(STATED EXERCISE 1): Pull out the data items from their first line through the line containing "Point bbox=[118, 442, 141, 456]", both ends included, and reproduce those lines word for word.

(PASSAGE TO READ):
>> Start

PLASKON: The Joint Regional Information Exchange System already acts as a clearing house for law enforcement records in Washington, New York, California and here in Las Vegas. Yesterday, homeland security secretary Tom Ridge announced that the abilities of the system will be expanded to include other criminal databases, creating a new Homeland Security Information Network.
RIDGE: Now if you could please throw the switch . . . there you go . . . looks good . . . give a computer to the governor . . .
PLASKON: He handed Governor Kenny Guinn a symbolic laptop computer.
RIDGE: Governor this is for you . . .
GUINN: Thank you . . . it's special.
PLASKON: He said Clark County and Carson city will be added to have access to the system along with another 50 major urban areas around the US by fall. With it, local law enforcement will input data and officials at a national 24-hour operations center can search it, build timelines, review media analysis, maps and eventually secret information all in the name of counter terrorism. They'll be looking for patterns in local communities Ridge says.
RIDGE: There is a certain rhythm, the policemen on the beat the firemen on the ground making their rounds, the emergency services, they notice when things are a little different. Now we will have a national information picture that will be painted for us on a day-to-day basis."
PLASKON: He called the expansion of this system to all 50 states an unprecedented and robust intelligence gathering and information-sharing network that will foster cooperation across all levels of government and the private sector.
RIDGE: By years end it is our goal to be able to provide classified information up to the secret level and provide training for sensitive information training and analysis."
PLASKON: Sheriff Bill Young explains what it was like before Southern Nevada had access to it.
YOUNG: And that is where it is confusing to local law enforcement is that we get lots of information from the FBI and the more we collate, the more we are better off"

>> End

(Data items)

>> Start

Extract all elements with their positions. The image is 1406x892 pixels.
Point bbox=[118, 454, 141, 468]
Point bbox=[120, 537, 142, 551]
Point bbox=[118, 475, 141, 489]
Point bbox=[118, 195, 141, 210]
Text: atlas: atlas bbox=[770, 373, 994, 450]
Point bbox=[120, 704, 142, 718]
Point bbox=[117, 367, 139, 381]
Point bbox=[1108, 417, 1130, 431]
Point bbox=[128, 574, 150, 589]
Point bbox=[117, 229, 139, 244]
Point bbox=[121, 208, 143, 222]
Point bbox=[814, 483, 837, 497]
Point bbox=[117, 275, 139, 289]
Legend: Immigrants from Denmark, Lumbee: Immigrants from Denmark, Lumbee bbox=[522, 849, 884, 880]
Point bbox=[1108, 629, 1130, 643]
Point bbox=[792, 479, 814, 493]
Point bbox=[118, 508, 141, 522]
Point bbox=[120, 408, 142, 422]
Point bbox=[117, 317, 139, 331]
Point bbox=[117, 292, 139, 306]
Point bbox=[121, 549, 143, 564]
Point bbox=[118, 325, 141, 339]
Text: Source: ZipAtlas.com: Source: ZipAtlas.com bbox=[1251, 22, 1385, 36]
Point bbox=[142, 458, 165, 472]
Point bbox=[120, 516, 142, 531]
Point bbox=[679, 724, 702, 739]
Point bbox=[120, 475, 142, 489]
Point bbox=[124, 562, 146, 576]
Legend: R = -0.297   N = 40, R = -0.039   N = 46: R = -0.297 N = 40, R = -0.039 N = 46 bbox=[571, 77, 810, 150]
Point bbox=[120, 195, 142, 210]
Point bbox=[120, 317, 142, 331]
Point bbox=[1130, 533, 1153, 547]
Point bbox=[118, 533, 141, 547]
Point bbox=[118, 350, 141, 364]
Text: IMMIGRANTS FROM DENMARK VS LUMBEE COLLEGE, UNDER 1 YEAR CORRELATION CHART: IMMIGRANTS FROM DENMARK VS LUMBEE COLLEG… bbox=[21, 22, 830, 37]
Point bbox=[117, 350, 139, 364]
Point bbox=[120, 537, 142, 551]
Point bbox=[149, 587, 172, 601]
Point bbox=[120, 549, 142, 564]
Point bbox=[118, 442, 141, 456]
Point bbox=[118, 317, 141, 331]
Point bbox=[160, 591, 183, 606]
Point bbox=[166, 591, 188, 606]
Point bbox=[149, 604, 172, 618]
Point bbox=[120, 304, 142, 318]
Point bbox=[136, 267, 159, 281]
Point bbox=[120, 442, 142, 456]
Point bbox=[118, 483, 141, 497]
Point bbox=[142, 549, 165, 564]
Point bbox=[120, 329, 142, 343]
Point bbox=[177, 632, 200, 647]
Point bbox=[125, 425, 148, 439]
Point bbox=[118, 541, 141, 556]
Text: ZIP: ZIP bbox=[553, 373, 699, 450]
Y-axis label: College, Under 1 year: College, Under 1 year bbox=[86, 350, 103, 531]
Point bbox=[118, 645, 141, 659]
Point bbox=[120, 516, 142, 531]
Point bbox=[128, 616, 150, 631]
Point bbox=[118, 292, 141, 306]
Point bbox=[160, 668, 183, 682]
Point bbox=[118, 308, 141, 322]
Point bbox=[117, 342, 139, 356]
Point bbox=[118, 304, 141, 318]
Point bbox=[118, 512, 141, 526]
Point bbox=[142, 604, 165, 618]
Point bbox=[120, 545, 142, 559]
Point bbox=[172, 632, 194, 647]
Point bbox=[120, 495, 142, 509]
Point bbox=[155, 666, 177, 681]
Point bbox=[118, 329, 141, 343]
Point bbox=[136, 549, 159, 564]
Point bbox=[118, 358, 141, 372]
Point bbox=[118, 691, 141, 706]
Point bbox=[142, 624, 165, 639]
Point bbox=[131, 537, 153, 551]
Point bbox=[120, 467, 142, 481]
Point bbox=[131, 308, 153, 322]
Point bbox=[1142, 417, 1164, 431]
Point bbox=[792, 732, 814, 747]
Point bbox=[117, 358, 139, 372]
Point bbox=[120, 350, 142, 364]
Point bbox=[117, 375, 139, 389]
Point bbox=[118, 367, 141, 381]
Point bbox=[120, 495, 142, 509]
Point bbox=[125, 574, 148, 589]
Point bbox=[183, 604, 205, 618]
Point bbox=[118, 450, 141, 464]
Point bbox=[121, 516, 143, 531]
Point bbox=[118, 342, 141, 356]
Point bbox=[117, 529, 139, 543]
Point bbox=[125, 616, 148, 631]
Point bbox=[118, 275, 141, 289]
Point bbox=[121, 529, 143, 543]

>> End

(STATED EXERCISE 2): Write the next part of the news transcript about the Homeland Security Information Network, beginning right after its final line.

(WRITTEN REPLY 1):
Extract all elements with their positions. The image is 1406x892 pixels.
Point bbox=[118, 454, 141, 468]
Point bbox=[120, 537, 142, 551]
Point bbox=[118, 475, 141, 489]
Point bbox=[118, 195, 141, 210]
Text: atlas: atlas bbox=[770, 373, 994, 450]
Point bbox=[120, 704, 142, 718]
Point bbox=[117, 367, 139, 381]
Point bbox=[1108, 417, 1130, 431]
Point bbox=[128, 574, 150, 589]
Point bbox=[117, 229, 139, 244]
Point bbox=[121, 208, 143, 222]
Point bbox=[814, 483, 837, 497]
Point bbox=[117, 275, 139, 289]
Legend: Immigrants from Denmark, Lumbee: Immigrants from Denmark, Lumbee bbox=[522, 849, 884, 880]
Point bbox=[1108, 629, 1130, 643]
Point bbox=[792, 479, 814, 493]
Point bbox=[118, 508, 141, 522]
Point bbox=[120, 408, 142, 422]
Point bbox=[117, 317, 139, 331]
Point bbox=[117, 292, 139, 306]
Point bbox=[121, 549, 143, 564]
Point bbox=[118, 325, 141, 339]
Text: Source: ZipAtlas.com: Source: ZipAtlas.com bbox=[1251, 22, 1385, 36]
Point bbox=[142, 458, 165, 472]
Point bbox=[120, 516, 142, 531]
Point bbox=[679, 724, 702, 739]
Point bbox=[120, 475, 142, 489]
Point bbox=[124, 562, 146, 576]
Legend: R = -0.297   N = 40, R = -0.039   N = 46: R = -0.297 N = 40, R = -0.039 N = 46 bbox=[571, 77, 810, 150]
Point bbox=[120, 195, 142, 210]
Point bbox=[120, 317, 142, 331]
Point bbox=[1130, 533, 1153, 547]
Point bbox=[118, 533, 141, 547]
Point bbox=[118, 350, 141, 364]
Text: IMMIGRANTS FROM DENMARK VS LUMBEE COLLEGE, UNDER 1 YEAR CORRELATION CHART: IMMIGRANTS FROM DENMARK VS LUMBEE COLLEG… bbox=[21, 22, 830, 37]
Point bbox=[117, 350, 139, 364]
Point bbox=[120, 537, 142, 551]
Point bbox=[149, 587, 172, 601]
Point bbox=[120, 549, 142, 564]
Point bbox=[118, 442, 141, 456]

(WRITTEN REPLY 2):
PLASKON: While officials expect counter terrorism efforts will be enhanced by the system, there are also some risks. Gary Peck of the American Civil Liberties Union didn't know what the government would be putting in the system.
PECK: Whenever the government is creating and maintaining large databanks filled with a lot of information about people and their activities there is potential for abuse so it is important that the public be vigalent about what the public is doing in these regards.
PLASKON: A brief look of a screen provided to reporters showed dozens of officer requests for more information on suspicious persons at McCarren International Airport for instance. Ridge said that the information will have multiple uses, such as quickly determining when an event is not terror related. Whatever secret and non-secret information ends up in the system about people, Ridge says the department will try to restrict who uses it, for instance with different levels of access.
RIDGE: It will take us a little longer to put up the firewalls to make sure that secret information is only available and even within that network it won't necessarily be available to everybody."
PLASKON: John Harrison Assistant Professor of Computer Science at UNLV says it's hard to totally protect systems like these.
HARRISON: you can certainly block out the majority, but it is not that easy to block out the more sophisticated or an attacker with the financial wherewithal."
PLASKON: The Captain of Las Vegas Metropolitan Police Homeland Security Department who's been using the system admits people will get in who aren't supposed to, but the department can also see who's logged on. The department of homeland security says only counter-terrorism certified agencies will have access. That means 1-thousand people around the nation have access to the records of Southern Nevada - by the end of the year it'll be 5-thousand people.